====== Given data ======
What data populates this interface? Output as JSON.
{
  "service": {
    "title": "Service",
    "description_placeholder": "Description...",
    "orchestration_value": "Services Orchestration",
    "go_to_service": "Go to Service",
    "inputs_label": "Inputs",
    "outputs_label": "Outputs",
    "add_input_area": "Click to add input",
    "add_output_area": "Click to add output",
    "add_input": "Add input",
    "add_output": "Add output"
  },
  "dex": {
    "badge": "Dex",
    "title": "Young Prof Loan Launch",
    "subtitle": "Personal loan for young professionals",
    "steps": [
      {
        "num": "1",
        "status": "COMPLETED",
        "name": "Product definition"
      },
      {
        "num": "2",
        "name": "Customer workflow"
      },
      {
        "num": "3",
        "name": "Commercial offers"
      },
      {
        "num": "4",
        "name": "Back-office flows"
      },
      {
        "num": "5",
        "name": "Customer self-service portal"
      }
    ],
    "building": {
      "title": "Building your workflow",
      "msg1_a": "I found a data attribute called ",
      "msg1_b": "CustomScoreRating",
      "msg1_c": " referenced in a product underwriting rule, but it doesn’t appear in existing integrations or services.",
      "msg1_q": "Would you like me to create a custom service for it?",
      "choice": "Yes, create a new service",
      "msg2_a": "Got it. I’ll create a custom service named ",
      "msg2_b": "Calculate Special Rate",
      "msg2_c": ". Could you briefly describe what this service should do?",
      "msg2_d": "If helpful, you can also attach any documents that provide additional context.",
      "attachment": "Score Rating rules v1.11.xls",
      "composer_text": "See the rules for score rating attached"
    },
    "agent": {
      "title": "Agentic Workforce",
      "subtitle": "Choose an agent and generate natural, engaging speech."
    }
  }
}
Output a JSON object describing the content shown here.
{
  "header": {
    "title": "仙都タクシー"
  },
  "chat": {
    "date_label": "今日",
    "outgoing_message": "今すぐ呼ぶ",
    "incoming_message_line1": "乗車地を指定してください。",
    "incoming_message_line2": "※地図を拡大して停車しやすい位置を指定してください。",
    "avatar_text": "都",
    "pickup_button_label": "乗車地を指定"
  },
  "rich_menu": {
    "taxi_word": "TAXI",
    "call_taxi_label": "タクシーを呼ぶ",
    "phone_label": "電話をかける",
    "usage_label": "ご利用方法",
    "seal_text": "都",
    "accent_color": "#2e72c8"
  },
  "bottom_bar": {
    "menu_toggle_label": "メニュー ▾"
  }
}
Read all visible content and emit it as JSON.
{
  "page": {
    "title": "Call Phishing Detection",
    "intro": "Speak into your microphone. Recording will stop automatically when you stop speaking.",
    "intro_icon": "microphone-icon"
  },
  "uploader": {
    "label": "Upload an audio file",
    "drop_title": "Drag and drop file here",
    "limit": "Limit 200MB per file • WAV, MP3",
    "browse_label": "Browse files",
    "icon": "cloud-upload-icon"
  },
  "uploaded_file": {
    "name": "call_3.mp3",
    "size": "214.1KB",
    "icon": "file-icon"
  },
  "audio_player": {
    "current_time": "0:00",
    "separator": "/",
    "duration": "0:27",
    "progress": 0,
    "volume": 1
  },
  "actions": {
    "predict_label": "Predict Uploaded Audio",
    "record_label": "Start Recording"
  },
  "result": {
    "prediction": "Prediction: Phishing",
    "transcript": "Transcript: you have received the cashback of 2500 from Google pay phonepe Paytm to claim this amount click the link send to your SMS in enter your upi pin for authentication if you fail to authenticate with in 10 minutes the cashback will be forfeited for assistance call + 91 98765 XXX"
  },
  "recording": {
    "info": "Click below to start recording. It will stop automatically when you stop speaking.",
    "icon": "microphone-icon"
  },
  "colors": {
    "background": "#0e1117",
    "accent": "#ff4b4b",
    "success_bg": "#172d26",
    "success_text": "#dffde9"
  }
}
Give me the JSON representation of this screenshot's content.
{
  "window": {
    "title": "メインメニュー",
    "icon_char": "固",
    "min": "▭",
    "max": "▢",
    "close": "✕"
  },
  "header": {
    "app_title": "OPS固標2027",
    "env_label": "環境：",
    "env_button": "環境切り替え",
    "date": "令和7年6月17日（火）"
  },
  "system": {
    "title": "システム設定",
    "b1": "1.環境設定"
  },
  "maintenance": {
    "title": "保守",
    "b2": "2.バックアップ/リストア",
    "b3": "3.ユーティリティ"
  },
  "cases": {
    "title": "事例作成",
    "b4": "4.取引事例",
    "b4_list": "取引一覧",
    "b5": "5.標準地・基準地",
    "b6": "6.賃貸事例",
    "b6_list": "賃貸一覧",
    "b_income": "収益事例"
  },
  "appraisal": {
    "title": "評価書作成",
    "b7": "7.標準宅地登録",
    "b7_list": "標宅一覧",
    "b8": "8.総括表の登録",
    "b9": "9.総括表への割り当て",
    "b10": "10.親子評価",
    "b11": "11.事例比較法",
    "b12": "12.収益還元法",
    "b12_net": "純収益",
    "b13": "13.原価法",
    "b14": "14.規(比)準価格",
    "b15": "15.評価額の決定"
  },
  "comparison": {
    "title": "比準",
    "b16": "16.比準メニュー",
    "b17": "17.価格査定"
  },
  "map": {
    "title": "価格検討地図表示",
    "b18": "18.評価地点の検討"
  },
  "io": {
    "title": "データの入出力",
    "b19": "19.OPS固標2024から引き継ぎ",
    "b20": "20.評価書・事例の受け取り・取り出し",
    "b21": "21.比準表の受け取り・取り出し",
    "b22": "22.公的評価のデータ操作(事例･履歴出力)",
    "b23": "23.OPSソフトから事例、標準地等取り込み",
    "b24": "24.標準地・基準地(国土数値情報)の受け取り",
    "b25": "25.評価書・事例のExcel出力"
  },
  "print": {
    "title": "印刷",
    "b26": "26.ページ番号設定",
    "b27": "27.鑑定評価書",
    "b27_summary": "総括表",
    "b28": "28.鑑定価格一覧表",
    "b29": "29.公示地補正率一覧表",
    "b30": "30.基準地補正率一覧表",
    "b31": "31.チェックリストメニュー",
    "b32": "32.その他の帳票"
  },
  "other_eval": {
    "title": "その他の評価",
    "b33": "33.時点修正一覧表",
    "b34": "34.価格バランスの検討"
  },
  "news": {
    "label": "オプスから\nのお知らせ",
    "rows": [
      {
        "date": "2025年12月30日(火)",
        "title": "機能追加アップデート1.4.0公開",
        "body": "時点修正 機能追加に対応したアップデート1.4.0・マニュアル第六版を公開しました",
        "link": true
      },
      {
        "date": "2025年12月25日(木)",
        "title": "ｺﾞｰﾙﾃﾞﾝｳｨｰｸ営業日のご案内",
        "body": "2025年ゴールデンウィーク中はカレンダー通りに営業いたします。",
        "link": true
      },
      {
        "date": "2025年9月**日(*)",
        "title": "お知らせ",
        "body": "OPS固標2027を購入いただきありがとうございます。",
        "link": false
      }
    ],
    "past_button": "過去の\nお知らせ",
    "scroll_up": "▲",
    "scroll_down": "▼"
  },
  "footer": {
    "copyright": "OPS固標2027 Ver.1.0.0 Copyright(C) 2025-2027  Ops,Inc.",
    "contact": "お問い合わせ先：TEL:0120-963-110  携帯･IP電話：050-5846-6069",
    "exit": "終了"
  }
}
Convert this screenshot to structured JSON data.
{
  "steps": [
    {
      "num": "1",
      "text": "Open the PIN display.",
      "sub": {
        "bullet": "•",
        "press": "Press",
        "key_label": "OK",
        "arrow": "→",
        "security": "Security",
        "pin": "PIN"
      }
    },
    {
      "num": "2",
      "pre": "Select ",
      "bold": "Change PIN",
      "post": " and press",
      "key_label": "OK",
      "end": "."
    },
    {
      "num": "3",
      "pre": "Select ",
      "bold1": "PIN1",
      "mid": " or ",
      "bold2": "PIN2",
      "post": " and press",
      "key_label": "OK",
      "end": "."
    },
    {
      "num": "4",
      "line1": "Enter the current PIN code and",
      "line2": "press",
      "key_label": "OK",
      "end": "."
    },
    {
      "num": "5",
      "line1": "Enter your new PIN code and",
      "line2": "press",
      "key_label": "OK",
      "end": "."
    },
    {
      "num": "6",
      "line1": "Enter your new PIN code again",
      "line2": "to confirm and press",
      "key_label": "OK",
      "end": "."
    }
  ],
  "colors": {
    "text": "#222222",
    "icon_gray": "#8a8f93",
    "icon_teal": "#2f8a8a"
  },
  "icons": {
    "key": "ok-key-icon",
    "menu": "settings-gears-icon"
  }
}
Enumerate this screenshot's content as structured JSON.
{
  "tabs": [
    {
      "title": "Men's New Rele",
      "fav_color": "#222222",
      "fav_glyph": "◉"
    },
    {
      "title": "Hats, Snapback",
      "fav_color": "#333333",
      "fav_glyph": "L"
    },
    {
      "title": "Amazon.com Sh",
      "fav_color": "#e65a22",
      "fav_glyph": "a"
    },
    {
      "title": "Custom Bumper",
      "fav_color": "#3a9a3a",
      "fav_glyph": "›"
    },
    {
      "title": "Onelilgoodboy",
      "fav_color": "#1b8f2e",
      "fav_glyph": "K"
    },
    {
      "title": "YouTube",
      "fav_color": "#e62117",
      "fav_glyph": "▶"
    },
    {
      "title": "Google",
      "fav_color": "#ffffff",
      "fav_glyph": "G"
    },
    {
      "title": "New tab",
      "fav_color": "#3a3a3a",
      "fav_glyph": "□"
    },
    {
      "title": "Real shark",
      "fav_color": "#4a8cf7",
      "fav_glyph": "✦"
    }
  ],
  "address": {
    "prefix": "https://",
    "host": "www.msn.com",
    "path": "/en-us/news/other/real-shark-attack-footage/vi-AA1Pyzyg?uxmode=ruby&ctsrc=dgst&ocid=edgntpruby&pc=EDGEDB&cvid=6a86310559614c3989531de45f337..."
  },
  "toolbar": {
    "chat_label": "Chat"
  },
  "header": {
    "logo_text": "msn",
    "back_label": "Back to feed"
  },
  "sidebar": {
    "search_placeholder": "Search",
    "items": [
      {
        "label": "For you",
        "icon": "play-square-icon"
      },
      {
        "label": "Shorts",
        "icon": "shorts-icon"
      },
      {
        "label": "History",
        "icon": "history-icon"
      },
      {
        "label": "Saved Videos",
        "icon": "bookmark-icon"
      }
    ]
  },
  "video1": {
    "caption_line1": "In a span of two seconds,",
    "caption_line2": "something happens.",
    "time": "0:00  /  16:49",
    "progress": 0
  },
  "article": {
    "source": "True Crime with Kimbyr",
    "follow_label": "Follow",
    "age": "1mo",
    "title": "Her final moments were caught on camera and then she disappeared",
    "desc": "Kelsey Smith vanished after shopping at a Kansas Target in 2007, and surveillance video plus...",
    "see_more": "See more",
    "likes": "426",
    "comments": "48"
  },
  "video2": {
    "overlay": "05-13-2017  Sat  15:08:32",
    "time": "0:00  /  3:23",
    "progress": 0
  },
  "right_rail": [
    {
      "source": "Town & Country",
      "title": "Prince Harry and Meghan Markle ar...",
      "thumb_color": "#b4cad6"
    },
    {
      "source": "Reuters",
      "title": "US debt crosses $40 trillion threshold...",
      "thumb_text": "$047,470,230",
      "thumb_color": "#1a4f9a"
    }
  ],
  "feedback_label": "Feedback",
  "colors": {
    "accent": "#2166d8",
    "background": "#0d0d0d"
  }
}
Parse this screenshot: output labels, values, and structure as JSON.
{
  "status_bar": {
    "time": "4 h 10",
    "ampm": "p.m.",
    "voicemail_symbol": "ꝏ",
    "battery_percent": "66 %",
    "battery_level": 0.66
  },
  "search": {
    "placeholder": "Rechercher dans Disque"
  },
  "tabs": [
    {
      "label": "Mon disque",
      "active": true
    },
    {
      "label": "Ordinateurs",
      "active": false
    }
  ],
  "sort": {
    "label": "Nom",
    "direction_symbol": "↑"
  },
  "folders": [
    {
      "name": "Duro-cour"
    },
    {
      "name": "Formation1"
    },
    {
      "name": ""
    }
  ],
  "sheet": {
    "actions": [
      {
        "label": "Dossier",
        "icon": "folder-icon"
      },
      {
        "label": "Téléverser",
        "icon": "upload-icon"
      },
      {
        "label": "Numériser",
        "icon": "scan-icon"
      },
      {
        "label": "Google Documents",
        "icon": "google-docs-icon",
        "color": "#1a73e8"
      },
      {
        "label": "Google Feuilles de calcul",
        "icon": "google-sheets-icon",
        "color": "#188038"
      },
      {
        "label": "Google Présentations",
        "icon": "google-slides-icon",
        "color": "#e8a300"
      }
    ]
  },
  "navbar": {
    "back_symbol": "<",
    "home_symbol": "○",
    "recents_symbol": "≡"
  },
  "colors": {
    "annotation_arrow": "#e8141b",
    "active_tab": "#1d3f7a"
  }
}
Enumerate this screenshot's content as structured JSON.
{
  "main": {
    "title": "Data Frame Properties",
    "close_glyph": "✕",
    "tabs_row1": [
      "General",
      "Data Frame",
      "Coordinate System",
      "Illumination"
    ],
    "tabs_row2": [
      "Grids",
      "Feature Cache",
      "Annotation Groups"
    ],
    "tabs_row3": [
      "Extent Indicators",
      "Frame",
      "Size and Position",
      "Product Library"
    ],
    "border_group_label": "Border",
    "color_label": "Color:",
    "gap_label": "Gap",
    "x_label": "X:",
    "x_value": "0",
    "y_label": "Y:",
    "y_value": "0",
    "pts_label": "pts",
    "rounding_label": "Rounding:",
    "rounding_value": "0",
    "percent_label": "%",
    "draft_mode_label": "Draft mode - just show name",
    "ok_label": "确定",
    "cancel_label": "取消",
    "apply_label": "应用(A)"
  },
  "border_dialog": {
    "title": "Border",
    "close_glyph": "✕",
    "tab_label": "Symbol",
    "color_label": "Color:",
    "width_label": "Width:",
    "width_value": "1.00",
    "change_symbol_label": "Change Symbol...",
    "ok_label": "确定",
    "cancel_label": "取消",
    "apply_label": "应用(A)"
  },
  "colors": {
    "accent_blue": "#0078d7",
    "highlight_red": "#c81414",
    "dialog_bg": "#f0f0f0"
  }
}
======
> What needs to be done
Whichever lines contain the string "microphone", select and copy them.

> Final answer
    "intro": "Speak into your microphone. Recording will stop automatically when you stop speaking.",
    "intro_icon": "microphone-icon"
    "icon": "microphone-icon"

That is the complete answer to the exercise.